> _Problem details_:
Lines containing the string "мире" are to be counted; report the total by itself.

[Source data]

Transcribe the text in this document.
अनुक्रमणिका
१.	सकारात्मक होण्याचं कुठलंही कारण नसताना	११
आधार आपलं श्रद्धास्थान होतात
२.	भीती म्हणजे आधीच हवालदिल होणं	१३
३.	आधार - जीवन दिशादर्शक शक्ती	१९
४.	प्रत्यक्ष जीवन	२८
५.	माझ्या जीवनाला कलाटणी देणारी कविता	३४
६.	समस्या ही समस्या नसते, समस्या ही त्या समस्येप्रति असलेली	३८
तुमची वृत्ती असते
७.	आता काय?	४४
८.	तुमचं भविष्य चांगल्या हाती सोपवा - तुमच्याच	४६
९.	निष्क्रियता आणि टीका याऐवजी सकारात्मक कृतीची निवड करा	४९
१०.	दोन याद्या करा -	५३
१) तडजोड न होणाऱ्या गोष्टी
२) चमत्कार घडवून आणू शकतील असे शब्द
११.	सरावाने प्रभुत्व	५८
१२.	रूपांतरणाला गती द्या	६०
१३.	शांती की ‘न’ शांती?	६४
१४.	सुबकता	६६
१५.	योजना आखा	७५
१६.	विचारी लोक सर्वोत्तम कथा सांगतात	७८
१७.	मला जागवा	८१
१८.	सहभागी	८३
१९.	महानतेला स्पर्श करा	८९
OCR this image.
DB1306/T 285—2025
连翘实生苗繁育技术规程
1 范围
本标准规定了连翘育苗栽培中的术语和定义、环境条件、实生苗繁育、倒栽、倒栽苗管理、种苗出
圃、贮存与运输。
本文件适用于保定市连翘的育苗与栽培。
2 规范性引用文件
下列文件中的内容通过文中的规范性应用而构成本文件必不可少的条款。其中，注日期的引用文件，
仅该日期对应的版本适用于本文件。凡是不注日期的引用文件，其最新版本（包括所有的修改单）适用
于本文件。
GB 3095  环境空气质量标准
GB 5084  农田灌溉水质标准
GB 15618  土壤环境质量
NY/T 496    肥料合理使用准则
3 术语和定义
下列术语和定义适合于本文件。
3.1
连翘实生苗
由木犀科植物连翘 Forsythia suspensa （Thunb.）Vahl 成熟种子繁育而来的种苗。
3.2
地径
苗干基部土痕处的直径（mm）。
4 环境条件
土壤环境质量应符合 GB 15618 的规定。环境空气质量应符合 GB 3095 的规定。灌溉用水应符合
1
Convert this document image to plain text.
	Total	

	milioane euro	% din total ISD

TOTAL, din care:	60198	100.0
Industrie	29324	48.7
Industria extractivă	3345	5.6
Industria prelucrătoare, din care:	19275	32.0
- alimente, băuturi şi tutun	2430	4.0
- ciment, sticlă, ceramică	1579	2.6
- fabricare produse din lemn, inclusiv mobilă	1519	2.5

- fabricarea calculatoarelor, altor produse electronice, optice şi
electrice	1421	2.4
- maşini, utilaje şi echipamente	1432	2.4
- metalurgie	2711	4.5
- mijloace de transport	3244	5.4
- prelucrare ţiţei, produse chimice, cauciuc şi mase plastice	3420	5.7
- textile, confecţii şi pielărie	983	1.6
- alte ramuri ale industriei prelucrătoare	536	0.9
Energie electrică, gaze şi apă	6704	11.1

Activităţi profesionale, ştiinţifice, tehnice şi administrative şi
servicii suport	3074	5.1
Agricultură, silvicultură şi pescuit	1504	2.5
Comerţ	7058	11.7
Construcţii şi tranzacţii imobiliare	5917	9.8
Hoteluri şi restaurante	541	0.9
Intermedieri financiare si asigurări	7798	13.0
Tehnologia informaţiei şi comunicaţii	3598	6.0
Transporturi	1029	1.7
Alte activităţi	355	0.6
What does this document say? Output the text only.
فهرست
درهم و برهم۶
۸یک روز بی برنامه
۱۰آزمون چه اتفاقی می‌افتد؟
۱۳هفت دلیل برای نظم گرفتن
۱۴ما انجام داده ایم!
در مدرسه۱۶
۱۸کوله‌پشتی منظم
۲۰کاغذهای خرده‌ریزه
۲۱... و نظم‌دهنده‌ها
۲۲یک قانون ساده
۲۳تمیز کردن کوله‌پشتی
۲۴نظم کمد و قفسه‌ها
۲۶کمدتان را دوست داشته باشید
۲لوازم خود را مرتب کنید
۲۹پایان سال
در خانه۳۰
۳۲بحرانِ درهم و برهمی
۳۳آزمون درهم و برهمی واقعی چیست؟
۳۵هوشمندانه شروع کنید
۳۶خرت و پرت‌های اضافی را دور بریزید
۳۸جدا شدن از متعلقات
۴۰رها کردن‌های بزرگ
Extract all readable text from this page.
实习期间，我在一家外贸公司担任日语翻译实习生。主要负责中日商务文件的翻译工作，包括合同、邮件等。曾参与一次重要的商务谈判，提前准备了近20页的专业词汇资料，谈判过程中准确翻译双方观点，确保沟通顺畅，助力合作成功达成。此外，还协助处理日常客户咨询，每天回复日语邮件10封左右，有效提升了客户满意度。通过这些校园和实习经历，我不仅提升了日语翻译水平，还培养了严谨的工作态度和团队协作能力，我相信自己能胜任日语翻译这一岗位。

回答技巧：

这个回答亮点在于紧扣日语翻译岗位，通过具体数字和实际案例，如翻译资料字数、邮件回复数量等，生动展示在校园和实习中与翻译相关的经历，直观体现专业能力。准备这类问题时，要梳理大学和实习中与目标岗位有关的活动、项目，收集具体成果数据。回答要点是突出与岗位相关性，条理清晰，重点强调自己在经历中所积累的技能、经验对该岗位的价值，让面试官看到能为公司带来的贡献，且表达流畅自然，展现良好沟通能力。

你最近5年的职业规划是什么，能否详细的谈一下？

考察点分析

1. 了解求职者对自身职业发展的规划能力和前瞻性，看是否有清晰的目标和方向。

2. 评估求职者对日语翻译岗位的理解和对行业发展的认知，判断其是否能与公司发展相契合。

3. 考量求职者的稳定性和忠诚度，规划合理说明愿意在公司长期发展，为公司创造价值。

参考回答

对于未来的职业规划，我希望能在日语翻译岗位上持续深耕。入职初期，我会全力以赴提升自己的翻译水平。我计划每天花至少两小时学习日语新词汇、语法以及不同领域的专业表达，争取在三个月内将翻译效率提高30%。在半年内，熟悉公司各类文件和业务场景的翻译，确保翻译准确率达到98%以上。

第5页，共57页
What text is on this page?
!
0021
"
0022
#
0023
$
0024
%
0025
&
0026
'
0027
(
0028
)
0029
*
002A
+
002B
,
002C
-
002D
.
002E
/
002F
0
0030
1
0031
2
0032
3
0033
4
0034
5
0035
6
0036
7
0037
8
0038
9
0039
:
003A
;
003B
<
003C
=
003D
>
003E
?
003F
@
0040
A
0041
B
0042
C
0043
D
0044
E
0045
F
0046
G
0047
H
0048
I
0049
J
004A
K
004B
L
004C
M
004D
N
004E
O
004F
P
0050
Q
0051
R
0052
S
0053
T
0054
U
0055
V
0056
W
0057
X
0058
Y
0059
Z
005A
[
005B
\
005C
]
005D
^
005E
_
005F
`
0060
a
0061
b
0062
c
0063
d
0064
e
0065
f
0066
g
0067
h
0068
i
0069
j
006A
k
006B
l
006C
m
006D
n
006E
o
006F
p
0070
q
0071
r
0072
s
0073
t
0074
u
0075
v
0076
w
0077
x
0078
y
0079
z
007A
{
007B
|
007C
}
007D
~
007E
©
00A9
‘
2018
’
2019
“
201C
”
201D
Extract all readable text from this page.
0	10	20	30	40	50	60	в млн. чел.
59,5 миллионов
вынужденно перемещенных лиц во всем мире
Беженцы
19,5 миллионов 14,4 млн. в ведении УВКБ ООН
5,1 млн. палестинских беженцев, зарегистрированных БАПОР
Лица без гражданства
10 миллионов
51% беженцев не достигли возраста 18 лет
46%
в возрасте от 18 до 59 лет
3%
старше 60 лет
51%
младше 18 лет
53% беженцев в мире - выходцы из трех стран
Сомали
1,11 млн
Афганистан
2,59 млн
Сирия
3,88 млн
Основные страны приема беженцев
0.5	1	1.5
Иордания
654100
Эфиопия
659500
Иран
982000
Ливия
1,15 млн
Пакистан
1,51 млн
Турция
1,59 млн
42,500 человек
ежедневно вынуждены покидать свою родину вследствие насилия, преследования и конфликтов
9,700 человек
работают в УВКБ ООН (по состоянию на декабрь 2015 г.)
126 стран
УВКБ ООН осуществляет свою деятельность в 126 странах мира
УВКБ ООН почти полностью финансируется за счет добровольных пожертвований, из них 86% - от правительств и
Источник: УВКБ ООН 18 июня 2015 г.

> _Result of this exercise_:
2